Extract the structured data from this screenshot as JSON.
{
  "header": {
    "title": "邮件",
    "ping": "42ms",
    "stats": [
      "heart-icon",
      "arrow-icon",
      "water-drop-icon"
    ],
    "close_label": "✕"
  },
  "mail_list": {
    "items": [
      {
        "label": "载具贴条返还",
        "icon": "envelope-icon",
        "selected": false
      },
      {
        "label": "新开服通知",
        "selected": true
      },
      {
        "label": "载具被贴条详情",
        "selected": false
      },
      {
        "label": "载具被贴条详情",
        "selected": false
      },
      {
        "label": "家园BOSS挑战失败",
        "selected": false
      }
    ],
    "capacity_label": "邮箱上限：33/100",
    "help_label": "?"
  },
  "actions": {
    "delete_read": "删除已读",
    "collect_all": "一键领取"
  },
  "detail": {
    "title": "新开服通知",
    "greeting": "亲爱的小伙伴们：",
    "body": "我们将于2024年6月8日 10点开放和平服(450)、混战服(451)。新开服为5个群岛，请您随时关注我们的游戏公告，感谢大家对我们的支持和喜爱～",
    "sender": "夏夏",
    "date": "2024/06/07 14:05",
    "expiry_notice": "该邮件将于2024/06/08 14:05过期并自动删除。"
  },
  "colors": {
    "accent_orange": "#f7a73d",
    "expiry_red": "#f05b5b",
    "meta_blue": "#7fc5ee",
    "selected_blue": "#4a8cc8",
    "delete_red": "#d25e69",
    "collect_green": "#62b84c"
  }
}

------------------------------------------------------------

> **GIVEN REQUEST**:
The entries above must be returned exactly.

> **RESULT OF THE EXERCISE**:
Extract the structured data from this screenshot as JSON.
{
  "header": {
    "title": "邮件",
    "ping": "42ms",
    "stats": [
      "heart-icon",
      "arrow-icon",
      "water-drop-icon"
    ],
    "close_label": "✕"
  },
  "mail_list": {
    "items": [
      {
        "label": "载具贴条返还",
        "icon": "envelope-icon",
        "selected": false
      },
      {
        "label": "新开服通知",
        "selected": true
      },
      {
        "label": "载具被贴条详情",
        "selected": false
      },
      {
        "label": "载具被贴条详情",
        "selected": false
      },
      {
        "label": "家园BOSS挑战失败",
        "selected": false
      }
    ],
    "capacity_label": "邮箱上限：33/100",
    "help_label": "?"
  },
  "actions": {
    "delete_read": "删除已读",
    "collect_all": "一键领取"
  },
  "detail": {
    "title": "新开服通知",
    "greeting": "亲爱的小伙伴们：",
    "body": "我们将于2024年6月8日 10点开放和平服(450)、混战服(451)。新开服为5个群岛，请您随时关注我们的游戏公告，感谢大家对我们的支持和喜爱～",
    "sender": "夏夏",
    "date": "2024/06/07 14:05",
    "expiry_notice": "该邮件将于2024/06/08 14:05过期并自动删除。"
  },
  "colors": {
    "accent_orange": "#f7a73d",
    "expiry_red": "#f05b5b",
    "meta_blue": "#7fc5ee",
    "selected_blue": "#4a8cc8",
    "delete_red": "#d25e69",
    "collect_green": "#62b84c"
  }
}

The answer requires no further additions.